***** THE INPUT *****

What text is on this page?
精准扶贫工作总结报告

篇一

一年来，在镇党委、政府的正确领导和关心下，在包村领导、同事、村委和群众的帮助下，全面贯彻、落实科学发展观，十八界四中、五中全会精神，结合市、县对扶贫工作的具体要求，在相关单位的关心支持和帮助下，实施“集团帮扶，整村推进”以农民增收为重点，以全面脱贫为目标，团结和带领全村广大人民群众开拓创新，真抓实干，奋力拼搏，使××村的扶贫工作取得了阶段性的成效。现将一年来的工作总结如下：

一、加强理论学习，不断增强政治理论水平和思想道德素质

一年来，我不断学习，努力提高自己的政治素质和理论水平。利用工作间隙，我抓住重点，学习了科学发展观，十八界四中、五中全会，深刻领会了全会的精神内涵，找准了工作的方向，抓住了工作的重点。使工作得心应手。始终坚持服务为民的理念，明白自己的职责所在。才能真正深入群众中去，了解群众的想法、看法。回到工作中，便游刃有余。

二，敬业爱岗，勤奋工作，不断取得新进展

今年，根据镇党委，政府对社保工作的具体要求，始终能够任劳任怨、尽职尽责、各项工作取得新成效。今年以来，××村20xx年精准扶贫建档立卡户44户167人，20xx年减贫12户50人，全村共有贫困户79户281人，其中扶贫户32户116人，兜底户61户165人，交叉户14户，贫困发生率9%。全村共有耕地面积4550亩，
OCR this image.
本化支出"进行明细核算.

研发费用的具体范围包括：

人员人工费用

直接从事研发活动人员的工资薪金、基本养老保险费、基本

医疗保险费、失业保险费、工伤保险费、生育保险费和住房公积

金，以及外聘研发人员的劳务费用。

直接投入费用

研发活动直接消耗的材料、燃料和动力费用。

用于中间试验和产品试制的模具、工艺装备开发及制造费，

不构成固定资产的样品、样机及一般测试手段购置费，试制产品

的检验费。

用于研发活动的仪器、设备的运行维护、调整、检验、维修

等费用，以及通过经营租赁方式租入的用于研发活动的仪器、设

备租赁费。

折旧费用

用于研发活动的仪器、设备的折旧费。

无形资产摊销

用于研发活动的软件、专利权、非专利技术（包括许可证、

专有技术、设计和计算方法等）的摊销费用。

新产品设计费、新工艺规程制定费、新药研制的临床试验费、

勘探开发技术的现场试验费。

*****

__REQUIREMENTS__: Write every line of the material above again, exactly.

__COMPLETED EXERCISE__:
What text is on this page?
精准扶贫工作总结报告

篇一

一年来，在镇党委、政府的正确领导和关心下，在包村领导、同事、村委和群众的帮助下，全面贯彻、落实科学发展观，十八界四中、五中全会精神，结合市、县对扶贫工作的具体要求，在相关单位的关心支持和帮助下，实施“集团帮扶，整村推进”以农民增收为重点，以全面脱贫为目标，团结和带领全村广大人民群众开拓创新，真抓实干，奋力拼搏，使××村的扶贫工作取得了阶段性的成效。现将一年来的工作总结如下：

一、加强理论学习，不断增强政治理论水平和思想道德素质

一年来，我不断学习，努力提高自己的政治素质和理论水平。利用工作间隙，我抓住重点，学习了科学发展观，十八界四中、五中全会，深刻领会了全会的精神内涵，找准了工作的方向，抓住了工作的重点。使工作得心应手。始终坚持服务为民的理念，明白自己的职责所在。才能真正深入群众中去，了解群众的想法、看法。回到工作中，便游刃有余。

二，敬业爱岗，勤奋工作，不断取得新进展

今年，根据镇党委，政府对社保工作的具体要求，始终能够任劳任怨、尽职尽责、各项工作取得新成效。今年以来，××村20xx年精准扶贫建档立卡户44户167人，20xx年减贫12户50人，全村共有贫困户79户281人，其中扶贫户32户116人，兜底户61户165人，交叉户14户，贫困发生率9%。全村共有耕地面积4550亩，
OCR this image.
本化支出"进行明细核算.

研发费用的具体范围包括：

人员人工费用

直接从事研发活动人员的工资薪金、基本养老保险费、基本

医疗保险费、失业保险费、工伤保险费、生育保险费和住房公积

金，以及外聘研发人员的劳务费用。

直接投入费用

研发活动直接消耗的材料、燃料和动力费用。

用于中间试验和产品试制的模具、工艺装备开发及制造费，

不构成固定资产的样品、样机及一般测试手段购置费，试制产品

的检验费。

用于研发活动的仪器、设备的运行维护、调整、检验、维修

等费用，以及通过经营租赁方式租入的用于研发活动的仪器、设

备租赁费。

折旧费用

用于研发活动的仪器、设备的折旧费。

无形资产摊销

用于研发活动的软件、专利权、非专利技术（包括许可证、

专有技术、设计和计算方法等）的摊销费用。

新产品设计费、新工艺规程制定费、新药研制的临床试验费、

勘探开发技术的现场试验费。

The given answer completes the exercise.